BEGIN

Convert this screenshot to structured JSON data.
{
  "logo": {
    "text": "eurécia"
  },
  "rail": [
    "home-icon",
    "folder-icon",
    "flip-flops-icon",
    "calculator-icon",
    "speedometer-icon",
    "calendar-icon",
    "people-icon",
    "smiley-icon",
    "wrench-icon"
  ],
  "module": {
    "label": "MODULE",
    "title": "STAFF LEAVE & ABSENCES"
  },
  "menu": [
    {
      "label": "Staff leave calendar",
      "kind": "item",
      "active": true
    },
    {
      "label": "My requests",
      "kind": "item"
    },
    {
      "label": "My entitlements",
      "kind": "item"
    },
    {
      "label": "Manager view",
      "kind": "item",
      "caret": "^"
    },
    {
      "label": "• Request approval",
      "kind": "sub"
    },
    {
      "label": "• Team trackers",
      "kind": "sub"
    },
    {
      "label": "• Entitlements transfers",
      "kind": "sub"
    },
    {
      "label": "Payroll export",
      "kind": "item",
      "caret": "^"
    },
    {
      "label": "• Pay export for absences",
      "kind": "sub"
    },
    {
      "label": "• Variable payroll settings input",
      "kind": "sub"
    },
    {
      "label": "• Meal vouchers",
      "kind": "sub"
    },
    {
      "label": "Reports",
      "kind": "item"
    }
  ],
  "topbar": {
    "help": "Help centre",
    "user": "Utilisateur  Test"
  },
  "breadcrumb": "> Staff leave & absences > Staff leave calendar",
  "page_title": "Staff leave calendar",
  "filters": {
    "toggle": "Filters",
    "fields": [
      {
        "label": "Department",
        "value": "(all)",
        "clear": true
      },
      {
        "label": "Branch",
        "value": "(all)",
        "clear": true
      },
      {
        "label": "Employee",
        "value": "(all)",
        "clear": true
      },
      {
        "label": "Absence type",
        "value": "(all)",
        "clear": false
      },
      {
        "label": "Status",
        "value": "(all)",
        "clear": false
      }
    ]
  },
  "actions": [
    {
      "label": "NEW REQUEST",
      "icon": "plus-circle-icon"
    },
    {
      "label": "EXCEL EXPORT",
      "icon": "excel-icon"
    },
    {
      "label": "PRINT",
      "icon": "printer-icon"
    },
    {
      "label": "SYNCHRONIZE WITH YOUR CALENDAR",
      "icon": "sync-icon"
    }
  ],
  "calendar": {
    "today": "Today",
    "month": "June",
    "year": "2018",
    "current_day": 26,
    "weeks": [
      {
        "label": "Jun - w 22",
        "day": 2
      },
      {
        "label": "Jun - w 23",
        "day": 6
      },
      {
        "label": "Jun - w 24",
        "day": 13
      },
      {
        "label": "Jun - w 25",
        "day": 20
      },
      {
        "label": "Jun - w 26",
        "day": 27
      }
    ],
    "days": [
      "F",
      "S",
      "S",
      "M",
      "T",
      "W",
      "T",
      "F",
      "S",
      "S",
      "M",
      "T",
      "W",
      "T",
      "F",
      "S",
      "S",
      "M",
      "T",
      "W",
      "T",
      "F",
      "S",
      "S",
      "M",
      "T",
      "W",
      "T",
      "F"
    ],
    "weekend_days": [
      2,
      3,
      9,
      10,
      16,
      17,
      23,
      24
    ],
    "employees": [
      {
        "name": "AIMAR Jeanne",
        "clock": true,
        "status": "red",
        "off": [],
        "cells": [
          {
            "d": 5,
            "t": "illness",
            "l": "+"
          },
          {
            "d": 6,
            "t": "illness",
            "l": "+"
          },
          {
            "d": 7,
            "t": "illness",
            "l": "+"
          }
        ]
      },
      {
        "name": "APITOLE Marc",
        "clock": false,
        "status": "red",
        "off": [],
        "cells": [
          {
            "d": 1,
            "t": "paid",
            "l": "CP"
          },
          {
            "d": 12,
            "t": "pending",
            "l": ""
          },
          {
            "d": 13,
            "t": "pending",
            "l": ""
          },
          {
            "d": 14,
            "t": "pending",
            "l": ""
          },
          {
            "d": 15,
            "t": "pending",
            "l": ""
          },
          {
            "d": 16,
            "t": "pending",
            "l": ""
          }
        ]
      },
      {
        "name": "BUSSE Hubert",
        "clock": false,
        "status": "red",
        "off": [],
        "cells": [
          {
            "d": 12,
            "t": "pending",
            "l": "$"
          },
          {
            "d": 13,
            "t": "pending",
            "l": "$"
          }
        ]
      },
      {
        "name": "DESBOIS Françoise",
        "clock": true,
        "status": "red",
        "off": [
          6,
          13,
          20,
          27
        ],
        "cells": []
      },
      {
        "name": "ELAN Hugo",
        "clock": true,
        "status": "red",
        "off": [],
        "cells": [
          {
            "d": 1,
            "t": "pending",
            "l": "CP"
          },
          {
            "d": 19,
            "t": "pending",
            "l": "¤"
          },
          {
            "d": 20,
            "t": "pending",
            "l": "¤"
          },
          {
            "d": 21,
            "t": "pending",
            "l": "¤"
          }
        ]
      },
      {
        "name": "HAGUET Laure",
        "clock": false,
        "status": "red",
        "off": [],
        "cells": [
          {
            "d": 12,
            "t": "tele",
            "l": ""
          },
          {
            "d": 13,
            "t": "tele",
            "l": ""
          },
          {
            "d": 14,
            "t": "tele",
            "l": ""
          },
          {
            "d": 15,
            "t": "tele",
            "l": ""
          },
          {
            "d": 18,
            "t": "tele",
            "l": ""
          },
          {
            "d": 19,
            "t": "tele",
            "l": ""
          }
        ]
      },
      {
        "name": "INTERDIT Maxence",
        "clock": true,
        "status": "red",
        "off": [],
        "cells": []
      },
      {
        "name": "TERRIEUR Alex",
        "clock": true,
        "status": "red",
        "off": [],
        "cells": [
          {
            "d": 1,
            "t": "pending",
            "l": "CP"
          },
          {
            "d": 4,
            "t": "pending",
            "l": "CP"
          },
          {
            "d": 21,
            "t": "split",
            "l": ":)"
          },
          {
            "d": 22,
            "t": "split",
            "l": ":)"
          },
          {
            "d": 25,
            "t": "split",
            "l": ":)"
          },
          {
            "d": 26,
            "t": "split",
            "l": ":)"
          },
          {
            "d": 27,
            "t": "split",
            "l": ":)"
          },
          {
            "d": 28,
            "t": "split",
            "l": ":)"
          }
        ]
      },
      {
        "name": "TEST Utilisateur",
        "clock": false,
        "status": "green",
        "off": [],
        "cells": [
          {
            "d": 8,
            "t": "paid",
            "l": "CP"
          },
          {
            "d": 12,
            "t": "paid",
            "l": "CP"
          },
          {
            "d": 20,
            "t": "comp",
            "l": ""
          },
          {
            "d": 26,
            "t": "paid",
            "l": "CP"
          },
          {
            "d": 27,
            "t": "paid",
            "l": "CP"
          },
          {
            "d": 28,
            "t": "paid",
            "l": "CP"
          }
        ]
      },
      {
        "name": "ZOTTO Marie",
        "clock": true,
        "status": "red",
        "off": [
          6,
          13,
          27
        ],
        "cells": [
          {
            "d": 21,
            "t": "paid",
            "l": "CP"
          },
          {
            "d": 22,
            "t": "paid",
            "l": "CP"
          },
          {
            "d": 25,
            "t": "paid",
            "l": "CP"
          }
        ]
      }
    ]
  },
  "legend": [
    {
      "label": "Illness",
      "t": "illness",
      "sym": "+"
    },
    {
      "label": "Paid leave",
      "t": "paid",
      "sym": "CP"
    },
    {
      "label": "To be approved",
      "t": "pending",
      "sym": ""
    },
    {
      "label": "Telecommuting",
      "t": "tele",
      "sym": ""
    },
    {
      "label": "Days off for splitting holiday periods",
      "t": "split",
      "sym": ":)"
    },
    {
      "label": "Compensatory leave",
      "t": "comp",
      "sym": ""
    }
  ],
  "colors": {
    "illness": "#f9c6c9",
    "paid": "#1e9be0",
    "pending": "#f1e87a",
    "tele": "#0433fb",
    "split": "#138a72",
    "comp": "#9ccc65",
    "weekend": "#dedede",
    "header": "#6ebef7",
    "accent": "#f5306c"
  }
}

END

◆ Exercise: Using the records above, copy every line that has the word "name" in it.

◆ Task solution:
        "name": "AIMAR Jeanne",
        "name": "APITOLE Marc",
        "name": "BUSSE Hubert",
        "name": "DESBOIS Françoise",
        "name": "ELAN Hugo",
        "name": "HAGUET Laure",
        "name": "INTERDIT Maxence",
        "name": "TERRIEUR Alex",
        "name": "TEST Utilisateur",
        "name": "ZOTTO Marie",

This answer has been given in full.